Directive: In the listing below, locate the lines bearing the word "devons". Copy every one of them.

Material provided:

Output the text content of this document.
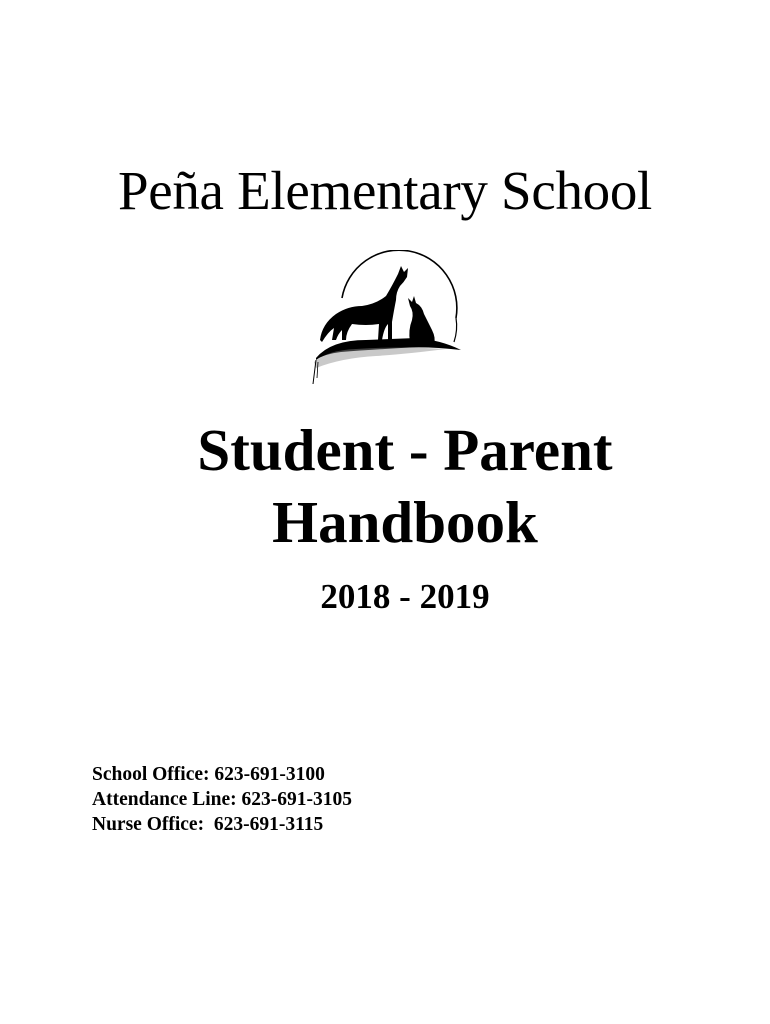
Peña Elementary School
Student - Parent
Handbook
2018 - 2019
School Office: 623-691-3100
Attendance Line: 623-691-3105
Nurse Office:  623-691-3115
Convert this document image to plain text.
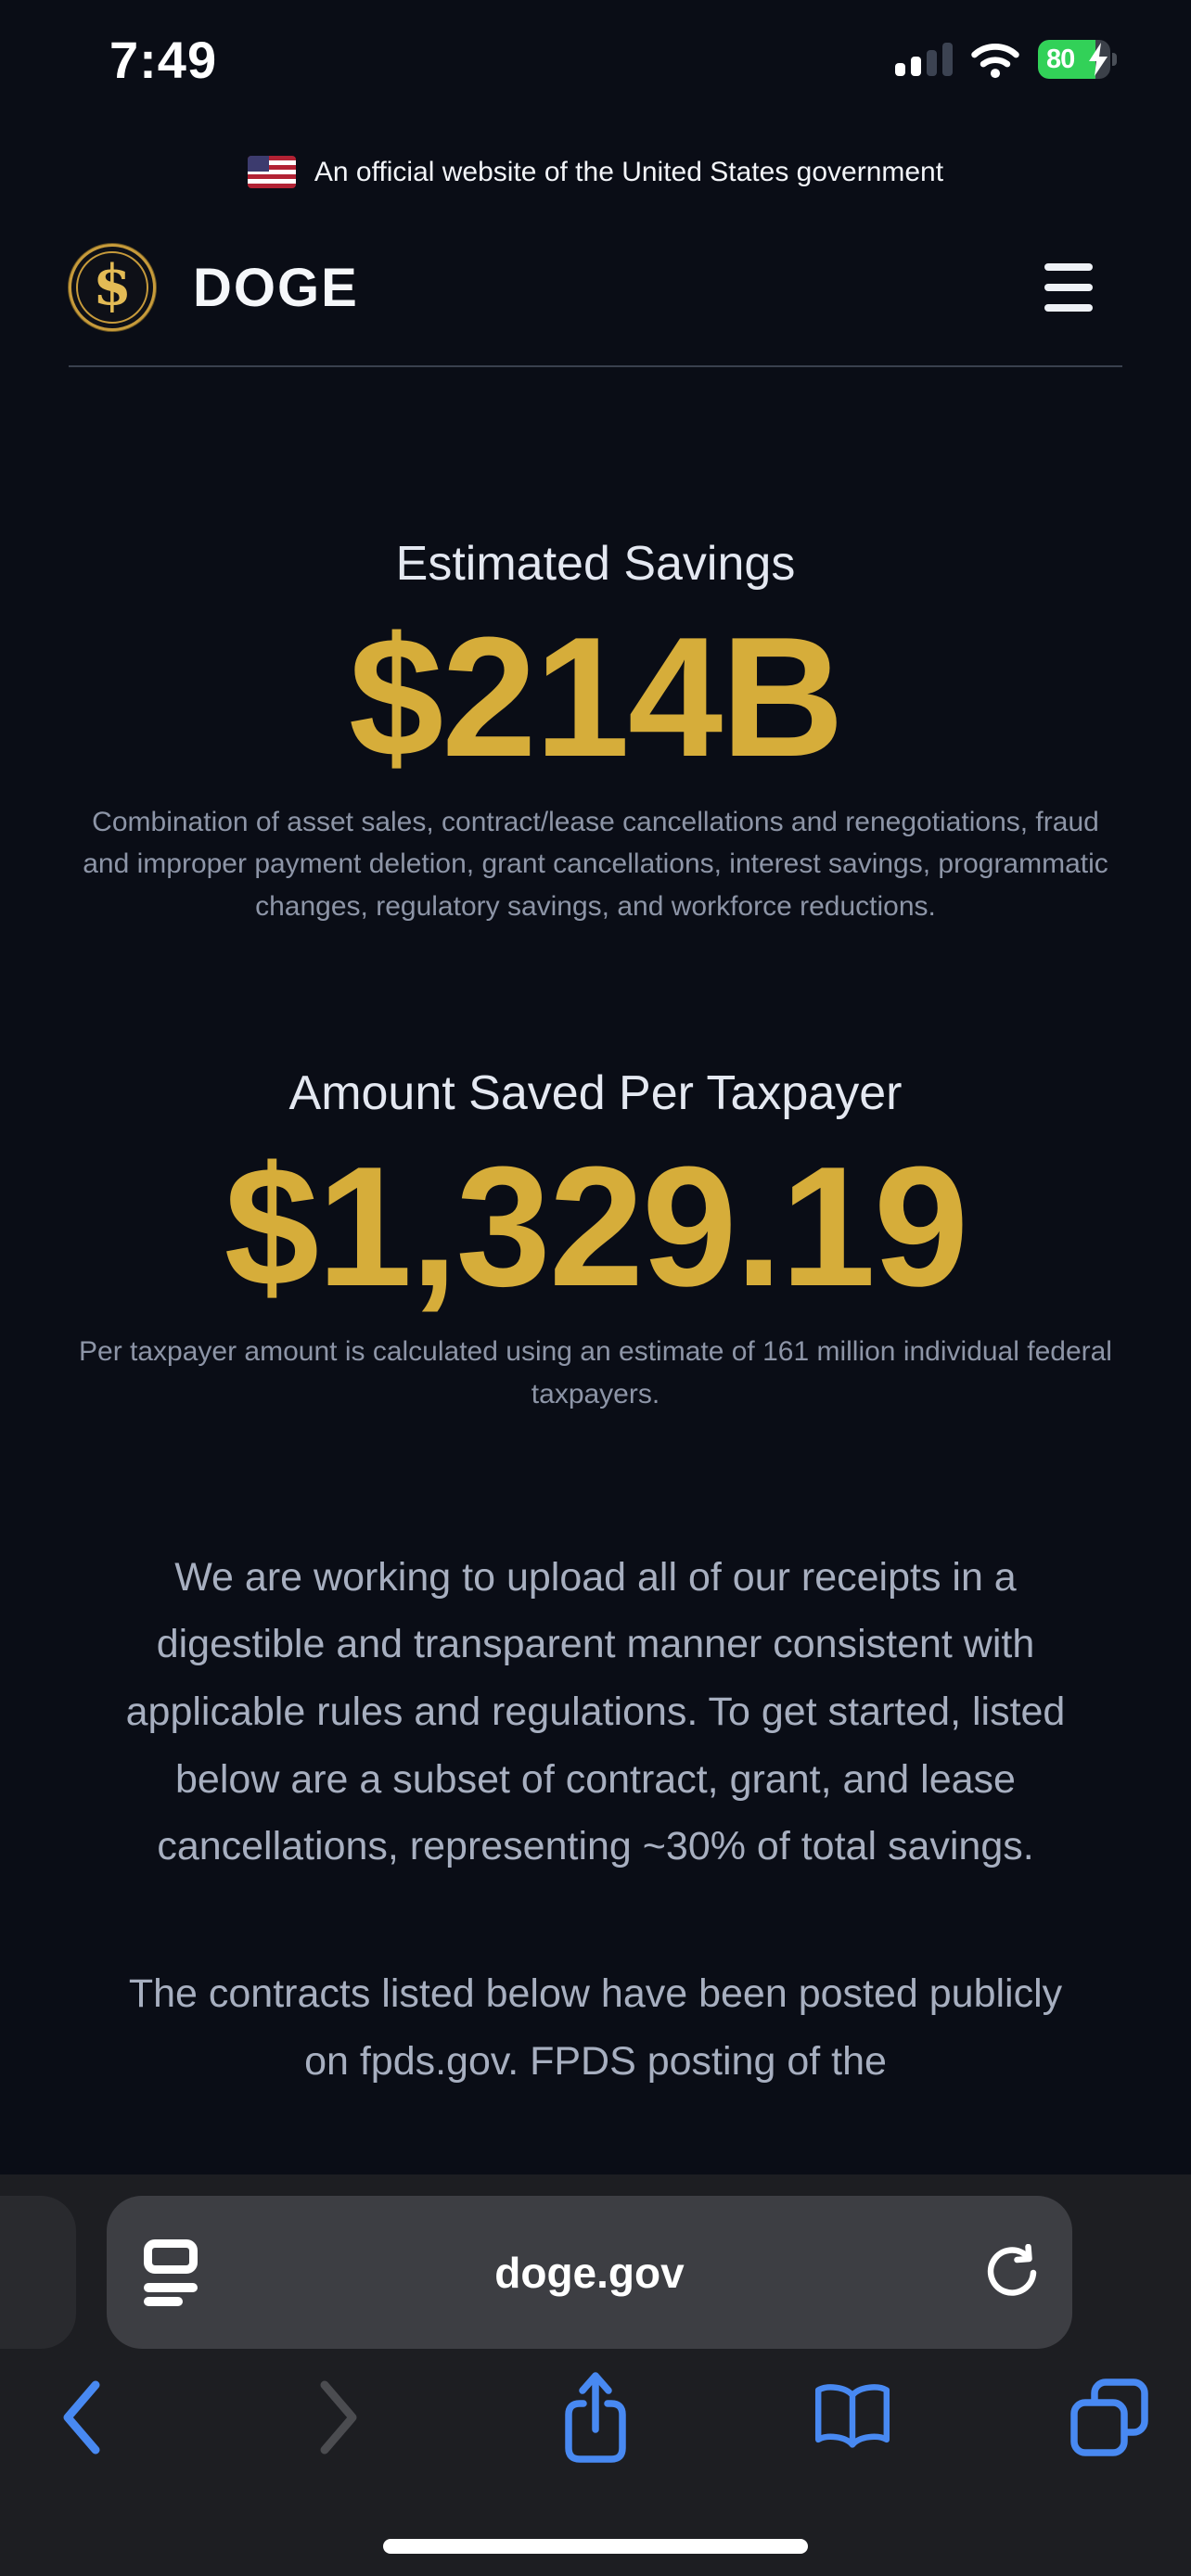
7:49	80
An official website of the United States government
$ DOGE
Estimated Savings
$214B
Combination of asset sales, contract/lease cancellations and renegotiations, fraud and improper payment deletion, grant cancellations, interest savings, programmatic changes, regulatory savings, and workforce reductions.
Amount Saved Per Taxpayer
$1,329.19
Per taxpayer amount is calculated using an estimate of 161 million individual federal taxpayers.
We are working to upload all of our receipts in a digestible and transparent manner consistent with applicable rules and regulations. To get started, listed below are a subset of contract, grant, and lease cancellations, representing ~30% of total savings.
The contracts listed below have been posted publicly on fpds.gov. FPDS posting of the
doge.gov
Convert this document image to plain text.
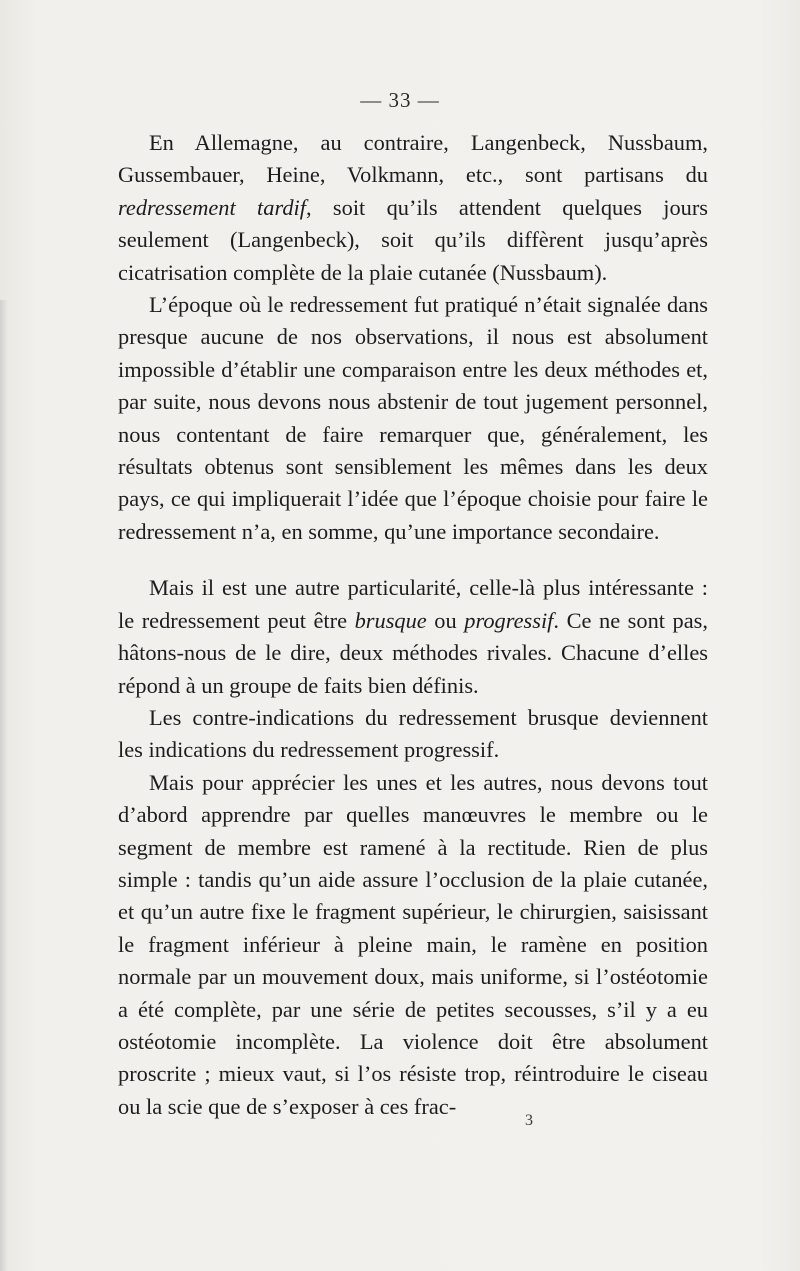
— 33 —

En Allemagne, au contraire, Langenbeck, Nussbaum, Gussembauer, Heine, Volkmann, etc., sont partisans du redressement tardif, soit qu’ils attendent quelques jours seulement (Langenbeck), soit qu’ils diffèrent jusqu’après cicatrisation complète de la plaie cutanée (Nussbaum).

L’époque où le redressement fut pratiqué n’était signalée dans presque aucune de nos observations, il nous est absolument impossible d’établir une comparaison entre les deux méthodes et, par suite, nous devons nous abstenir de tout jugement personnel, nous contentant de faire remarquer que, généralement, les résultats obtenus sont sensiblement les mêmes dans les deux pays, ce qui impliquerait l’idée que l’époque choisie pour faire le redressement n’a, en somme, qu’une importance secondaire.

Mais il est une autre particularité, celle-là plus intéressante : le redressement peut être brusque ou progressif. Ce ne sont pas, hâtons-nous de le dire, deux méthodes rivales. Chacune d’elles répond à un groupe de faits bien définis.

Les contre-indications du redressement brusque deviennent les indications du redressement progressif.

Mais pour apprécier les unes et les autres, nous devons tout d’abord apprendre par quelles manœuvres le membre ou le segment de membre est ramené à la rectitude. Rien de plus simple : tandis qu’un aide assure l’occlusion de la plaie cutanée, et qu’un autre fixe le fragment supérieur, le chirurgien, saisissant le fragment inférieur à pleine main, le ramène en position normale par un mouvement doux, mais uniforme, si l’ostéotomie a été complète, par une série de petites secousses, s’il y a eu ostéotomie incomplète. La violence doit être absolument proscrite ; mieux vaut, si l’os résiste trop, réintroduire le ciseau ou la scie que de s’exposer à ces frac-

3
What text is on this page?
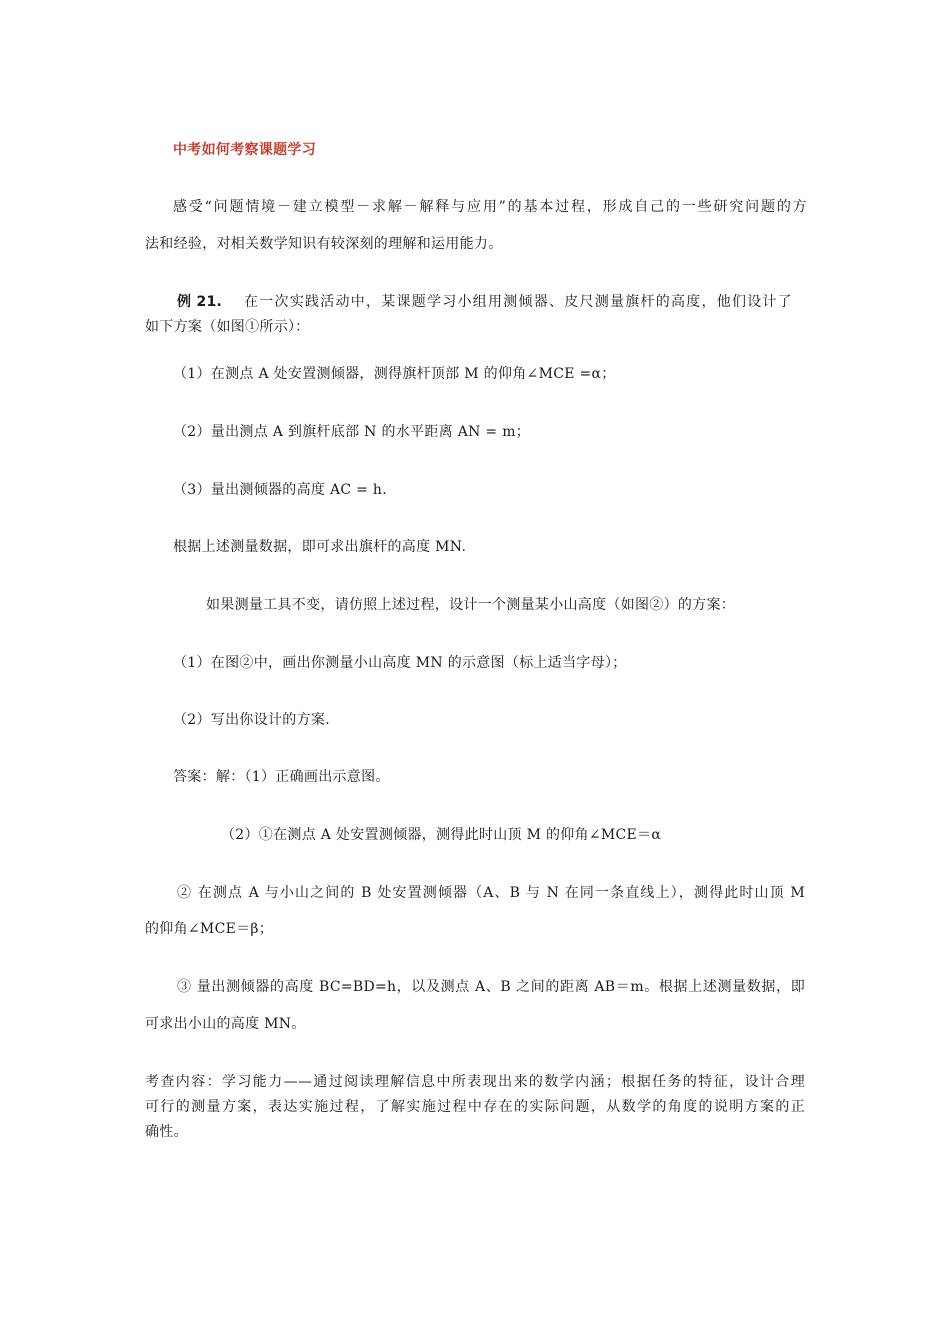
中考如何考察课题学习
感受“问题情境－建立模型－求解－解释与应用”的基本过程，形成自己的一些研究问题的方
法和经验，对相关数学知识有较深刻的理解和运用能力。
例 21. 在一次实践活动中，某课题学习小组用测倾器、皮尺测量旗杆的高度，他们设计了
如下方案（如图①所示）：
（1）在测点 A 处安置测倾器，测得旗杆顶部 M 的仰角∠MCE =α；
（2）量出测点 A 到旗杆底部 N 的水平距离 AN = m；
（3）量出测倾器的高度 AC = h.
根据上述测量数据，即可求出旗杆的高度 MN.
如果测量工具不变，请仿照上述过程，设计一个测量某小山高度（如图②）的方案：
（1）在图②中，画出你测量小山高度 MN 的示意图（标上适当字母）；
（2）写出你设计的方案.
答案：解：（1）正确画出示意图。
（2）①在测点 A 处安置测倾器，测得此时山顶 M 的仰角∠MCE＝α
② 在测点 A 与小山之间的 B 处安置测倾器（A、B 与 N 在同一条直线上），测得此时山顶 M
的仰角∠MCE＝β；
③ 量出测倾器的高度 BC=BD=h，以及测点 A、B 之间的距离 AB＝m。根据上述测量数据，即
可求出小山的高度 MN。
考查内容：学习能力——通过阅读理解信息中所表现出来的数学内涵；根据任务的特征，设计合理
可行的测量方案，表达实施过程，了解实施过程中存在的实际问题，从数学的角度的说明方案的正
确性。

Output of the exercise:
L’époque où le redressement fut pratiqué n’était signalée dans presque aucune de nos observations, il nous est absolument impossible d’établir une comparaison entre les deux méthodes et, par suite, nous devons nous abstenir de tout jugement personnel, nous contentant de faire remarquer que, généralement, les résultats obtenus sont sensiblement les mêmes dans les deux pays, ce qui impliquerait l’idée que l’époque choisie pour faire le redressement n’a, en somme, qu’une importance secondaire.
Mais pour apprécier les unes et les autres, nous devons tout d’abord apprendre par quelles manœuvres le membre ou le segment de membre est ramené à la rectitude. Rien de plus simple : tandis qu’un aide assure l’occlusion de la plaie cutanée, et qu’un autre fixe le fragment supérieur, le chirurgien, saisissant le fragment inférieur à pleine main, le ramène en position normale par un mouvement doux, mais uniforme, si l’ostéotomie a été complète, par une série de petites secousses, s’il y a eu ostéotomie incomplète. La violence doit être absolument proscrite ; mieux vaut, si l’os résiste trop, réintroduire le ciseau ou la scie que de s’exposer à ces frac-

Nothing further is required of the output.